# Work instructions
Below is a listing to transcribe in full and exactly; keep the pictures out.

# Information provided
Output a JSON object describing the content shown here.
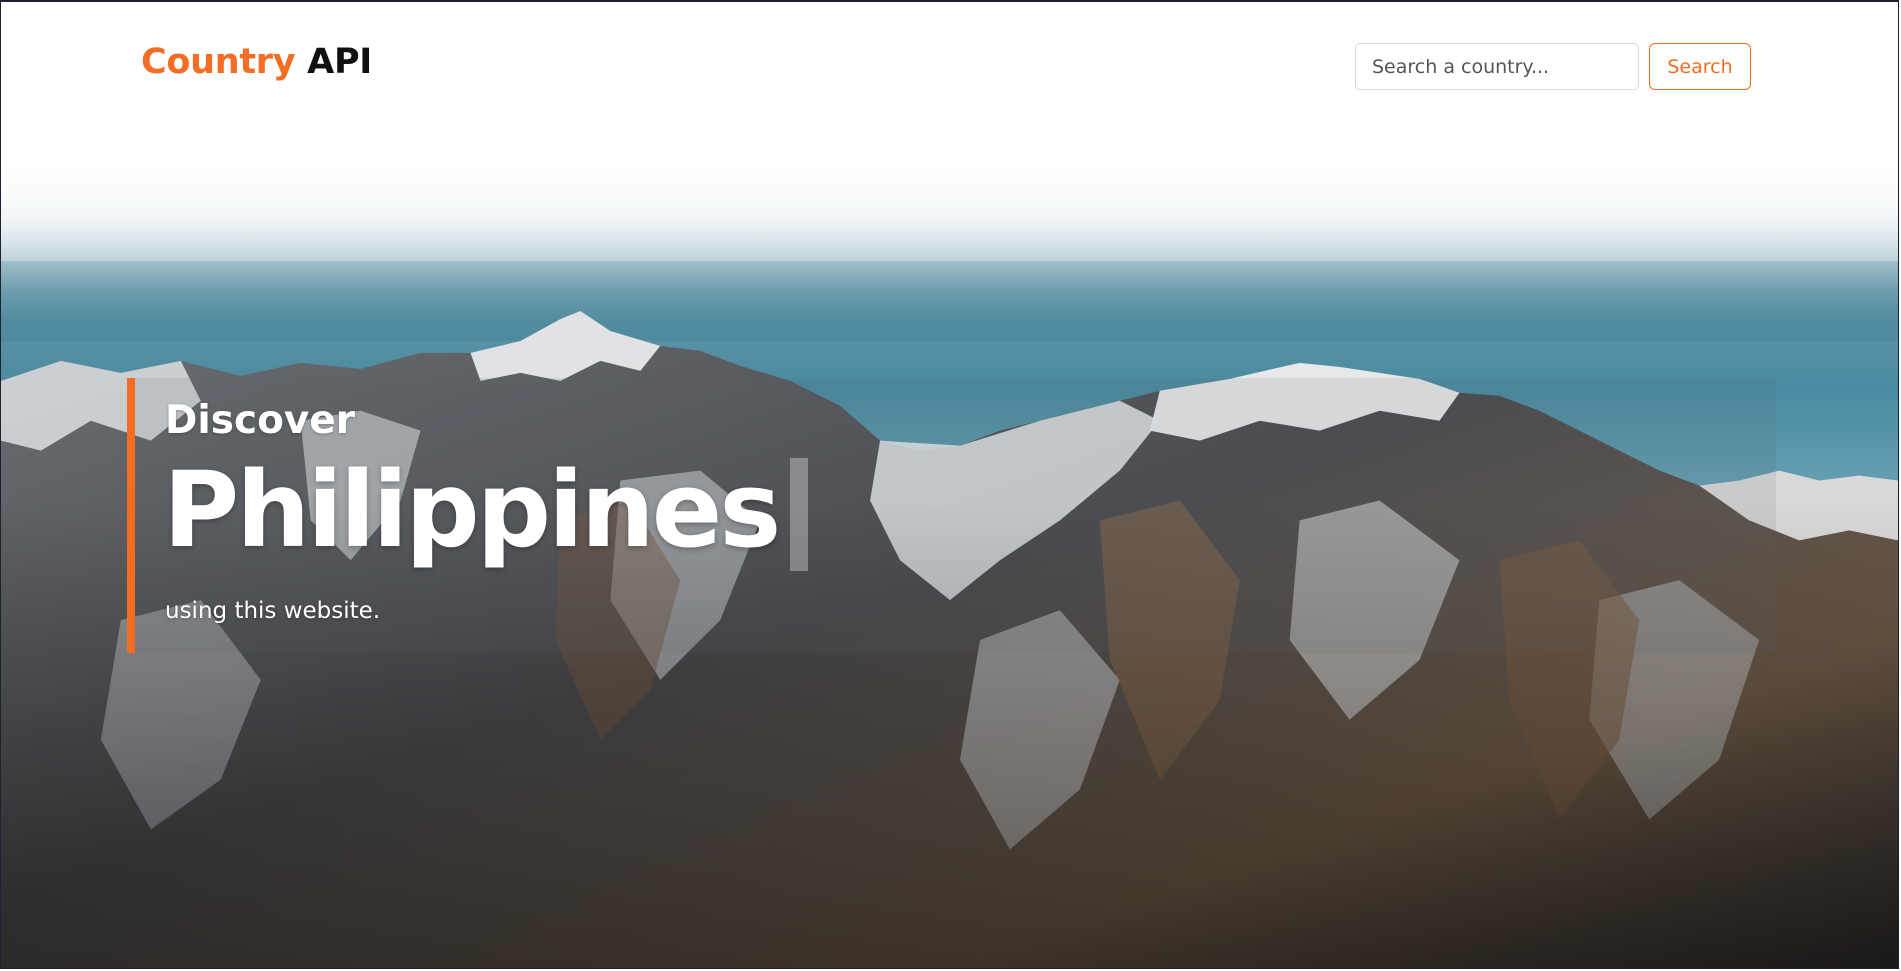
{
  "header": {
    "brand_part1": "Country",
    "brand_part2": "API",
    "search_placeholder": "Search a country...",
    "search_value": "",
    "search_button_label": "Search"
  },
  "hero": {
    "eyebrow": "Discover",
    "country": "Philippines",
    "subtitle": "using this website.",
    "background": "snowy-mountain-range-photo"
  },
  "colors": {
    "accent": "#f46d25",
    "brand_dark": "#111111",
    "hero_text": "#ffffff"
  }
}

# Task solution
Output a JSON object describing the content shown here.
{
  "header": {
    "brand_part1": "Country",
    "brand_part2": "API",
    "search_placeholder": "Search a country...",
    "search_value": "",
    "search_button_label": "Search"
  },
  "hero": {
    "eyebrow": "Discover",
    "country": "Philippines",
    "subtitle": "using this website.",
    "background": "snowy-mountain-range-photo"
  },
  "colors": {
    "accent": "#f46d25",
    "brand_dark": "#111111",
    "hero_text": "#ffffff"
  }
}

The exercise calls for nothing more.